EXERCISE DESCRIPTION: Each line that holds the word "consent" counts once; give the total number of such lines and nothing else.

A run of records
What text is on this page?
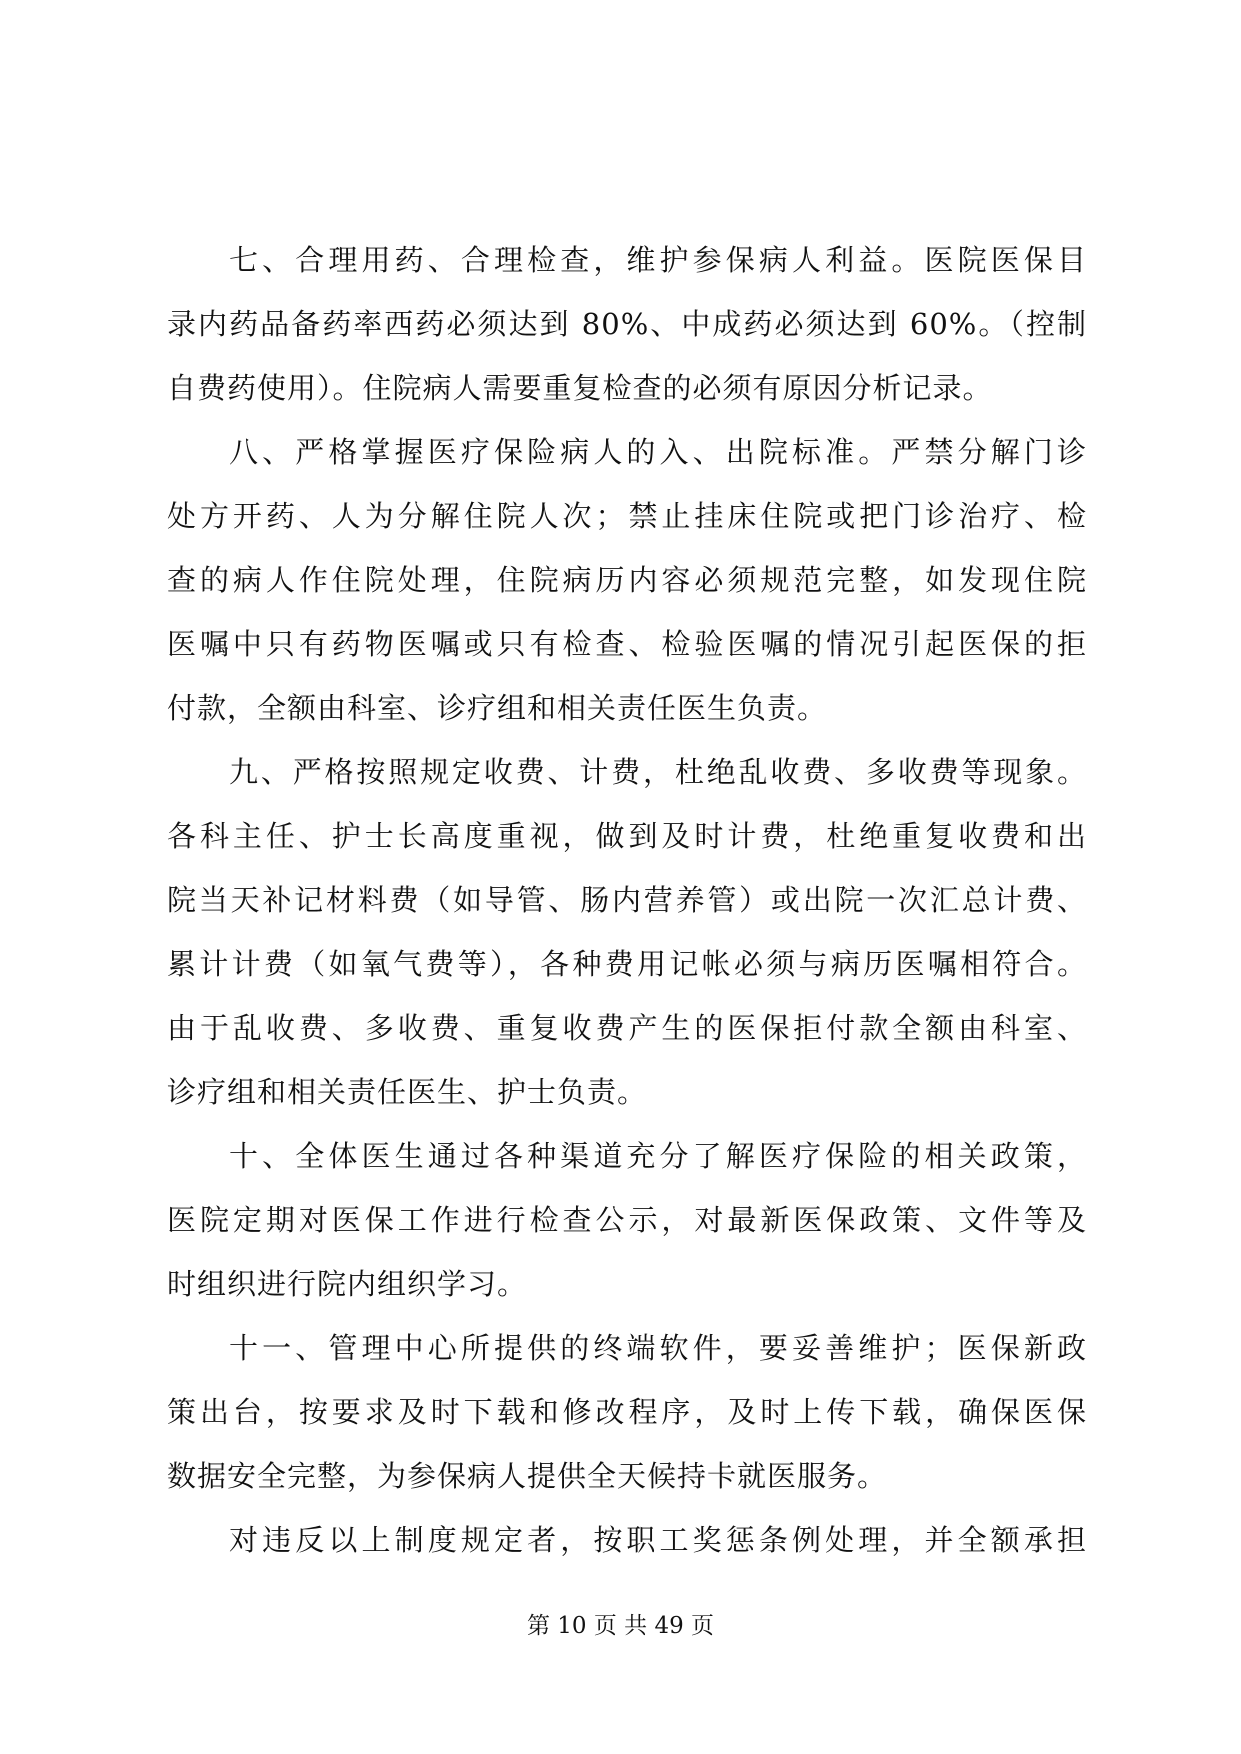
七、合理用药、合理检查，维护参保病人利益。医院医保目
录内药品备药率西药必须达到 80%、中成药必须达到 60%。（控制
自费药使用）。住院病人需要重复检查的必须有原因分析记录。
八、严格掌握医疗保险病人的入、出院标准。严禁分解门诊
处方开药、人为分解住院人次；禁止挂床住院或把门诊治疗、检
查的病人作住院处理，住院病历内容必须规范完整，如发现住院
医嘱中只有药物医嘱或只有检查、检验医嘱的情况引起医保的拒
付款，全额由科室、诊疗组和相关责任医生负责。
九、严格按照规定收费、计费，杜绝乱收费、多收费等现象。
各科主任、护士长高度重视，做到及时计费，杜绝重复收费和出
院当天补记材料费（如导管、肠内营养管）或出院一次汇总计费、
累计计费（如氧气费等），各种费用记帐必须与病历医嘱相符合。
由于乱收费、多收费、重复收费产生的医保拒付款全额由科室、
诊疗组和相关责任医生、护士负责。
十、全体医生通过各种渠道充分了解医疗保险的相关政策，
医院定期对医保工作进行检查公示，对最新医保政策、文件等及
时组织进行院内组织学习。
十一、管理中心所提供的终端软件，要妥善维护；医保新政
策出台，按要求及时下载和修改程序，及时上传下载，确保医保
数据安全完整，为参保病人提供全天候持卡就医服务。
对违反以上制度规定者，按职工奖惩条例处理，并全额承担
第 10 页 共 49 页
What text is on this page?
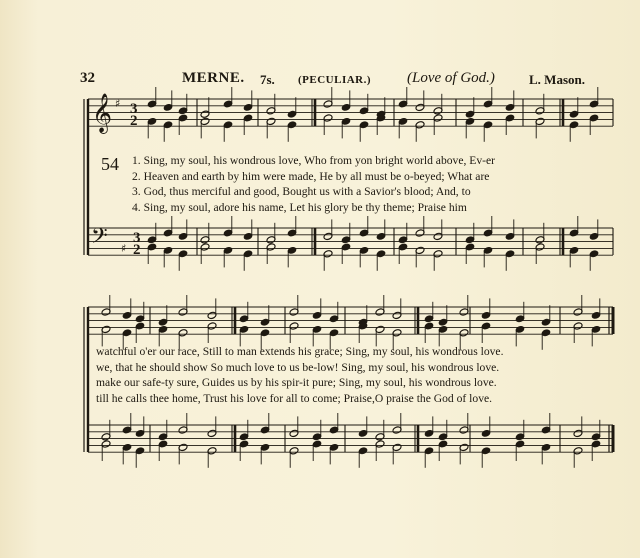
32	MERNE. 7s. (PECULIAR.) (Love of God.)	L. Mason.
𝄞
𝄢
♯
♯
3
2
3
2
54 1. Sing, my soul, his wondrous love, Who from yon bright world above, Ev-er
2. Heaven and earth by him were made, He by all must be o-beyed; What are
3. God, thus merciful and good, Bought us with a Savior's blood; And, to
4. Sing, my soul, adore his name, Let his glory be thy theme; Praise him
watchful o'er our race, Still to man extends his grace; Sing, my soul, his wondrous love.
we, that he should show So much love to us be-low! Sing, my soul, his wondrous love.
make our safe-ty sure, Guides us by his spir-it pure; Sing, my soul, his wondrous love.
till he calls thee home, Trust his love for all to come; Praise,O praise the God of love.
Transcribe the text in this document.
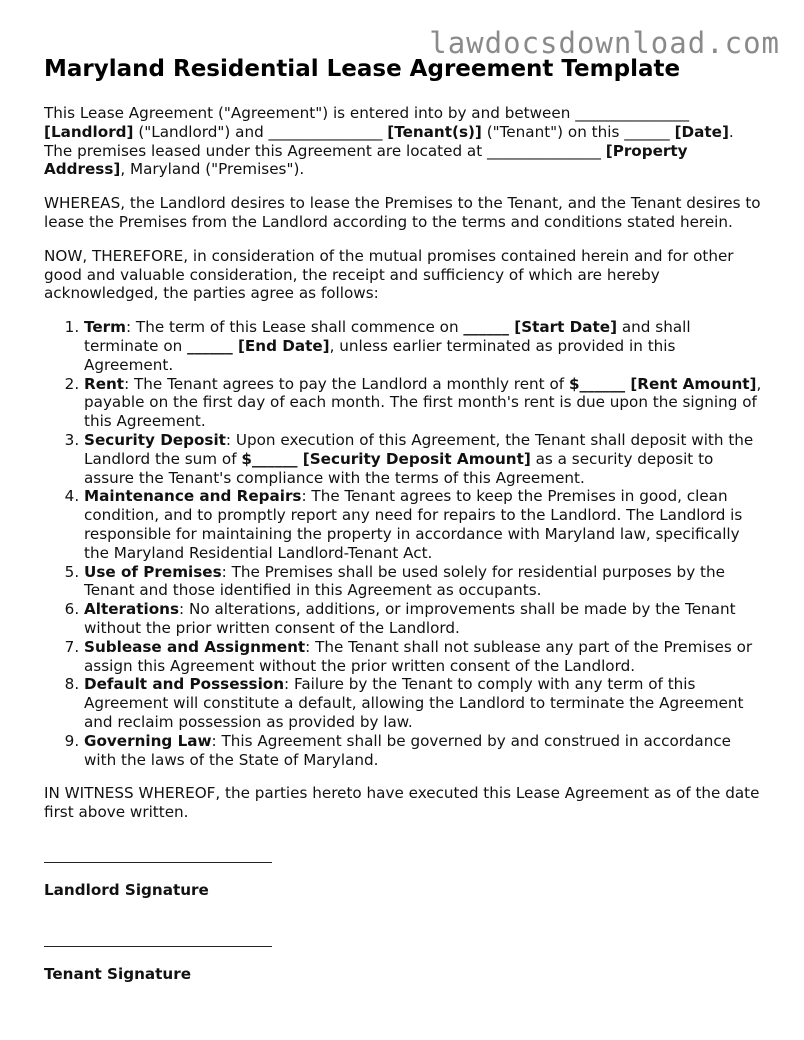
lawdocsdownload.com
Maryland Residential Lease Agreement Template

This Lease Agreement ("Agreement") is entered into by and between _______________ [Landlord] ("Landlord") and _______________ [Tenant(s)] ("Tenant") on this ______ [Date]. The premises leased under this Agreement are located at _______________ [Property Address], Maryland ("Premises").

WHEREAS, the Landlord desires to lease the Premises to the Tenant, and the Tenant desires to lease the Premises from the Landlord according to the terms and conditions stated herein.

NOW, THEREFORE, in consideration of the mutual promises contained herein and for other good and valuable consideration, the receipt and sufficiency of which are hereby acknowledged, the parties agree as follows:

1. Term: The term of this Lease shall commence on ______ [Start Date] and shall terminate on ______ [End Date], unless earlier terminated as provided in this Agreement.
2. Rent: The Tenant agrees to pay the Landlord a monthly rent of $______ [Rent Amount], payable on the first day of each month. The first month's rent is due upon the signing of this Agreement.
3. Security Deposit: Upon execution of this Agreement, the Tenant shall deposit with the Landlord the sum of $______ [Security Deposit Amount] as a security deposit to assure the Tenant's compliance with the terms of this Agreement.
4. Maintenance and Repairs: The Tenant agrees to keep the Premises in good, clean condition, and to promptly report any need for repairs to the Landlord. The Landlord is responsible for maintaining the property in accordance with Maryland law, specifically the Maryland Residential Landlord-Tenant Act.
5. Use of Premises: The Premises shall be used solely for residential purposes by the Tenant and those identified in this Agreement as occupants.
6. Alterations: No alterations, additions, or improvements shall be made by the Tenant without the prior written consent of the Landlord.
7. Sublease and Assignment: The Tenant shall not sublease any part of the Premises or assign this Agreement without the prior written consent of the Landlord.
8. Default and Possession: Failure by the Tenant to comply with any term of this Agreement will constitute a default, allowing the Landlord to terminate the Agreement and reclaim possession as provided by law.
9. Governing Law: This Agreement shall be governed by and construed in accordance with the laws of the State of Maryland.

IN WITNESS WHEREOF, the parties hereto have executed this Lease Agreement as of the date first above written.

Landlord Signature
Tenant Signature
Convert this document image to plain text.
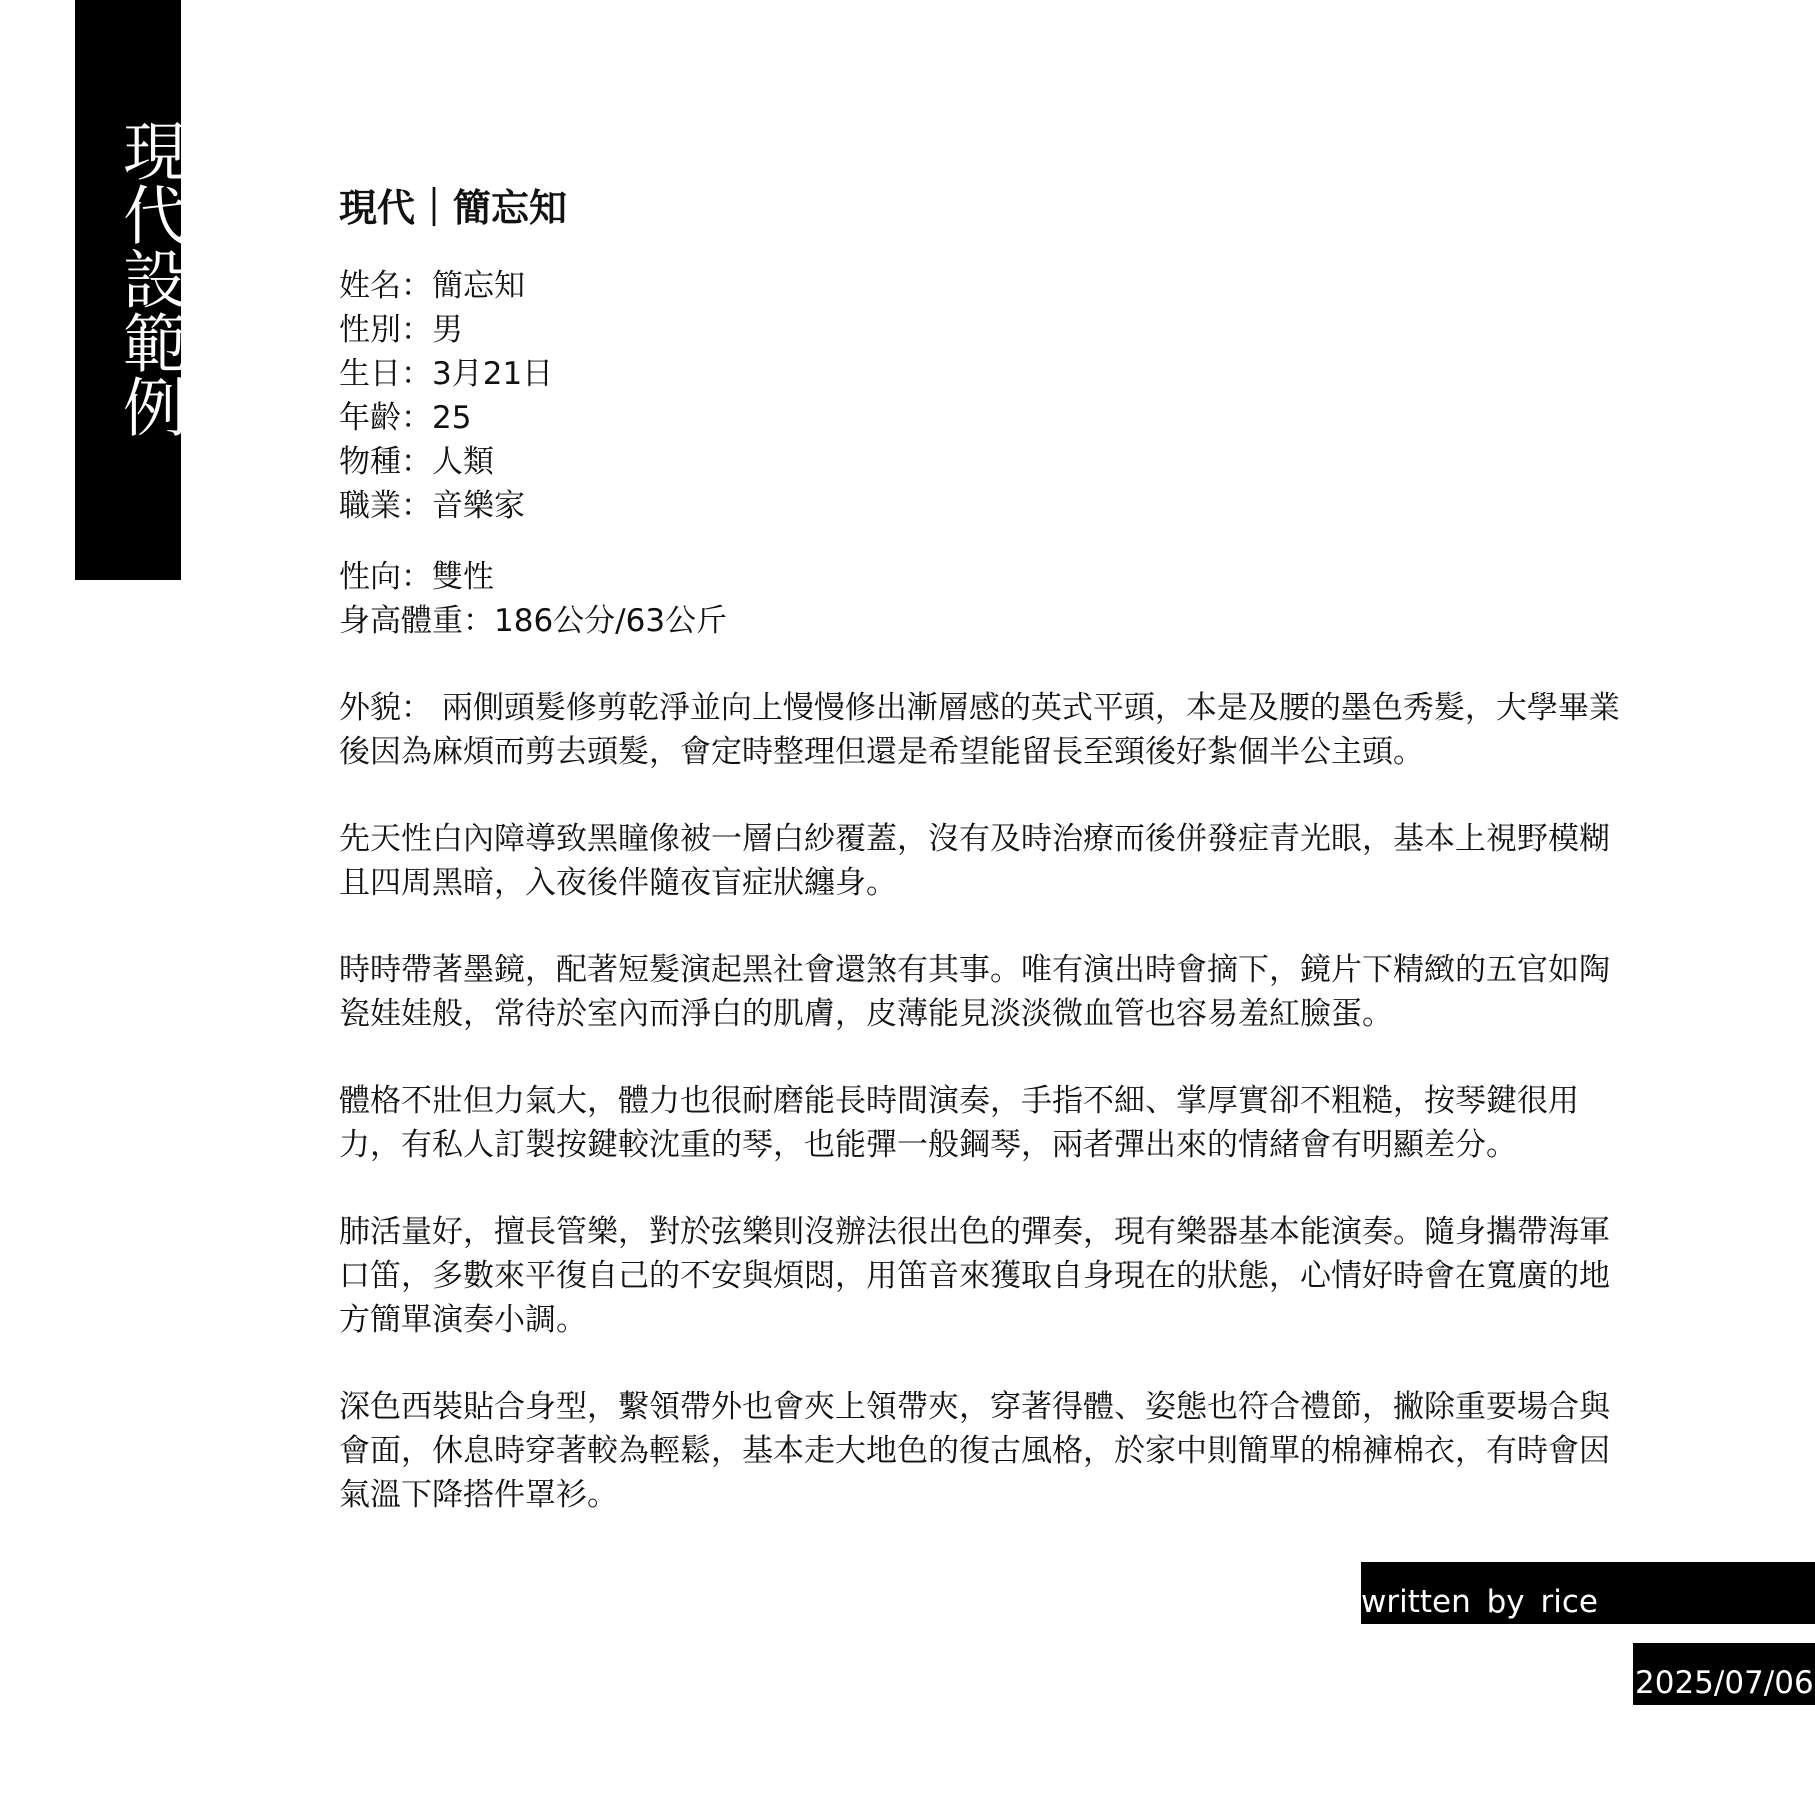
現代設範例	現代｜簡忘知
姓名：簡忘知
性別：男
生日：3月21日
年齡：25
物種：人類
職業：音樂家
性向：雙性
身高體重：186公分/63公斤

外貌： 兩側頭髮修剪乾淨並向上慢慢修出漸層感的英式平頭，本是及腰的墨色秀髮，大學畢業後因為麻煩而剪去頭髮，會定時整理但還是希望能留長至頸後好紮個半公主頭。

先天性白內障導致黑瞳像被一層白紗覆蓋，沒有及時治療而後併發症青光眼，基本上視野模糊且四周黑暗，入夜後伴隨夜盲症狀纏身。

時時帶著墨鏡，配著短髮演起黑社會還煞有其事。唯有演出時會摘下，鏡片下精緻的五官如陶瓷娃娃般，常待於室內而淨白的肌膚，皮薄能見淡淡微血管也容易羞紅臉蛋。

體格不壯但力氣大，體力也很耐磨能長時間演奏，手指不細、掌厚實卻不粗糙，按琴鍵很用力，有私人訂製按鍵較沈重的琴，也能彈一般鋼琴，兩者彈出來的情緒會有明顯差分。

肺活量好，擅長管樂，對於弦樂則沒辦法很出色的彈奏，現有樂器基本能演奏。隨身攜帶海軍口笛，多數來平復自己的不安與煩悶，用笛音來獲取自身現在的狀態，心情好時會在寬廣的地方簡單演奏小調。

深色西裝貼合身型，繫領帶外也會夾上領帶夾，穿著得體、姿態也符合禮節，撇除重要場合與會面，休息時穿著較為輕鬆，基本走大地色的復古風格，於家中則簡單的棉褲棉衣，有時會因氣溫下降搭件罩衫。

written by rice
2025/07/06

WRITTEN ANSWER: 2